• Material to process
** Begin **
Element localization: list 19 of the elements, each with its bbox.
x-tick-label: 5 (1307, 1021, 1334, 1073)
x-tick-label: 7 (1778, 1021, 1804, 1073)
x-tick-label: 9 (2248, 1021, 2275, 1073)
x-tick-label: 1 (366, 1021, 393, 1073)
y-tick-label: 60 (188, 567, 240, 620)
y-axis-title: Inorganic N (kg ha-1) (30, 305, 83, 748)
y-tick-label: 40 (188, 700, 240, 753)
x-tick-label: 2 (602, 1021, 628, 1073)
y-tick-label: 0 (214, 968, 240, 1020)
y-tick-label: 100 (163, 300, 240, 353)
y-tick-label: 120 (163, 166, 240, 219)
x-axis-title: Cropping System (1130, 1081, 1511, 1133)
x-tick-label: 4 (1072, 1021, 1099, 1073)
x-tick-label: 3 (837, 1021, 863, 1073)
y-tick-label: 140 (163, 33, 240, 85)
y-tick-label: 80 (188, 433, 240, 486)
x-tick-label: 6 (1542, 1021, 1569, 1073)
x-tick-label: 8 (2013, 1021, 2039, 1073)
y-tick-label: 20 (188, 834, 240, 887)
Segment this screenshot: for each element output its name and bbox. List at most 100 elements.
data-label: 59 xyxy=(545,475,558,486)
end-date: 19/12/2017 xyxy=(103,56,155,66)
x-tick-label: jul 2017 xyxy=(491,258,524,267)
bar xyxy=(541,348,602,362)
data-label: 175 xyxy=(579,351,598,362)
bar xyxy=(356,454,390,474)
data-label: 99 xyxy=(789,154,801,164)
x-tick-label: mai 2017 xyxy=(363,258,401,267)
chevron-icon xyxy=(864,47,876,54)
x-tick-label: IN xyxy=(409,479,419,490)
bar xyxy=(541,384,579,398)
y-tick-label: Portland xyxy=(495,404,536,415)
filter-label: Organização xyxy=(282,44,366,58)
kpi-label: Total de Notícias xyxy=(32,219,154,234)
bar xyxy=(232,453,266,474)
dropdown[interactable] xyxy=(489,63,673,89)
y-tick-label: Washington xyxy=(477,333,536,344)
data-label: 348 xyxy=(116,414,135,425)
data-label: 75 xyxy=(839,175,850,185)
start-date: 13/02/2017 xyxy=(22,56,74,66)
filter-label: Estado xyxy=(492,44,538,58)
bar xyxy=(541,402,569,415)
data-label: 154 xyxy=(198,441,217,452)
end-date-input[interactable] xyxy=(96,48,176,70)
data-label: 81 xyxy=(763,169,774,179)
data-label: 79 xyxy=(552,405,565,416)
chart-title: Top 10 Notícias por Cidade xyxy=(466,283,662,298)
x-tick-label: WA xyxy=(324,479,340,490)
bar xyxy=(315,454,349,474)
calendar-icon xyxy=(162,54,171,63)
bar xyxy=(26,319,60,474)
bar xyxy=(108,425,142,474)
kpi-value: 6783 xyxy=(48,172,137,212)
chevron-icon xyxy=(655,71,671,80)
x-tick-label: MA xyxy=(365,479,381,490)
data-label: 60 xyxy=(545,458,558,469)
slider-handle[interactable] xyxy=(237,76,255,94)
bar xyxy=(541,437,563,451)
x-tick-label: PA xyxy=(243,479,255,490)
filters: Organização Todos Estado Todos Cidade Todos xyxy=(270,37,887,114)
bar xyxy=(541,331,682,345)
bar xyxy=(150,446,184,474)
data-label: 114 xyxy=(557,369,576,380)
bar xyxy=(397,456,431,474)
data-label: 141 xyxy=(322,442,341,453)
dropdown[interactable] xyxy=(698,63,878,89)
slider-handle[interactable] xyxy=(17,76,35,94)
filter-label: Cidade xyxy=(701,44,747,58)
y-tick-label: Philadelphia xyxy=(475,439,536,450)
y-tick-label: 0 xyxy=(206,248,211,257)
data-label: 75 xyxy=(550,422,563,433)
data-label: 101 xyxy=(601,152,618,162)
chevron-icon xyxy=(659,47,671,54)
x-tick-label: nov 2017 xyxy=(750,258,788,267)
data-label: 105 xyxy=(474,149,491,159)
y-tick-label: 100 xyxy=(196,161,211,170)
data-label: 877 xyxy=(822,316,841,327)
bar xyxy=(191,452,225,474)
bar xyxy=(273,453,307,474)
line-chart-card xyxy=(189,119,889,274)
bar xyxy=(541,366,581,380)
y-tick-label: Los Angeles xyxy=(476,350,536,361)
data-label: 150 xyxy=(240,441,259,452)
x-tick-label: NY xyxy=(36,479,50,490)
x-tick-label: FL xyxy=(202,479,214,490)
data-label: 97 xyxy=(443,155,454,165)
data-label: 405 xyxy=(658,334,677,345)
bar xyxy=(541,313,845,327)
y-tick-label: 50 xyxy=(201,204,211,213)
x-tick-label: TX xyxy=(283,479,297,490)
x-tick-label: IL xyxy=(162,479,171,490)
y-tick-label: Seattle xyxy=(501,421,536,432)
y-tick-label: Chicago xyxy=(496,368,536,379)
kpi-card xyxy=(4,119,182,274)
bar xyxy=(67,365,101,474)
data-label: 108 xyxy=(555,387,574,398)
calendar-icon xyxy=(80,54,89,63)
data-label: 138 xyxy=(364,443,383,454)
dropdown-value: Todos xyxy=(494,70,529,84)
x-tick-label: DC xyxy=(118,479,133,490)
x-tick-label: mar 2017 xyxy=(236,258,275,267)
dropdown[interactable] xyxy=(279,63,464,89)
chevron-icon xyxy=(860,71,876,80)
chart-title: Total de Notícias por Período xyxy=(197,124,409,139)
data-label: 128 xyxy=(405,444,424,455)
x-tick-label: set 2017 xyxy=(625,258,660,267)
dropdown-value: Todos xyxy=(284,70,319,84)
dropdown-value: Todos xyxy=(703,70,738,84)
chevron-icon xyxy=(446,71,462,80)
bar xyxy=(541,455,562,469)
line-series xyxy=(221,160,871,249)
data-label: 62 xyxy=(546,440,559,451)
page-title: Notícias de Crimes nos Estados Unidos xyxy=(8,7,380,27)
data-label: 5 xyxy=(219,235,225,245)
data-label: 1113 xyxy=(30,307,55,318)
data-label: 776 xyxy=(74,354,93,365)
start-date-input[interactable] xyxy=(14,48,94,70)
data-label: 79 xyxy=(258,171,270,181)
** End **
• Set task
Reproduce the listing word for word, from its first line through the line that contains "chevron-icon xyxy=(864,47,876,54)", with both ends included.

• Problem solution
Element localization: list 19 of the elements, each with its bbox.
x-tick-label: 5 (1307, 1021, 1334, 1073)
x-tick-label: 7 (1778, 1021, 1804, 1073)
x-tick-label: 9 (2248, 1021, 2275, 1073)
x-tick-label: 1 (366, 1021, 393, 1073)
y-tick-label: 60 (188, 567, 240, 620)
y-axis-title: Inorganic N (kg ha-1) (30, 305, 83, 748)
y-tick-label: 40 (188, 700, 240, 753)
x-tick-label: 2 (602, 1021, 628, 1073)
y-tick-label: 0 (214, 968, 240, 1020)
y-tick-label: 100 (163, 300, 240, 353)
y-tick-label: 120 (163, 166, 240, 219)
x-axis-title: Cropping System (1130, 1081, 1511, 1133)
x-tick-label: 4 (1072, 1021, 1099, 1073)
x-tick-label: 3 (837, 1021, 863, 1073)
y-tick-label: 140 (163, 33, 240, 85)
y-tick-label: 80 (188, 433, 240, 486)
x-tick-label: 6 (1542, 1021, 1569, 1073)
x-tick-label: 8 (2013, 1021, 2039, 1073)
y-tick-label: 20 (188, 834, 240, 887)
Segment this screenshot: for each element output its name and bbox. List at most 100 elements.
data-label: 59 xyxy=(545,475,558,486)
end-date: 19/12/2017 xyxy=(103,56,155,66)
x-tick-label: jul 2017 xyxy=(491,258,524,267)
bar xyxy=(541,348,602,362)
data-label: 175 xyxy=(579,351,598,362)
bar xyxy=(356,454,390,474)
data-label: 99 xyxy=(789,154,801,164)
x-tick-label: mai 2017 xyxy=(363,258,401,267)
chevron-icon xyxy=(864,47,876,54)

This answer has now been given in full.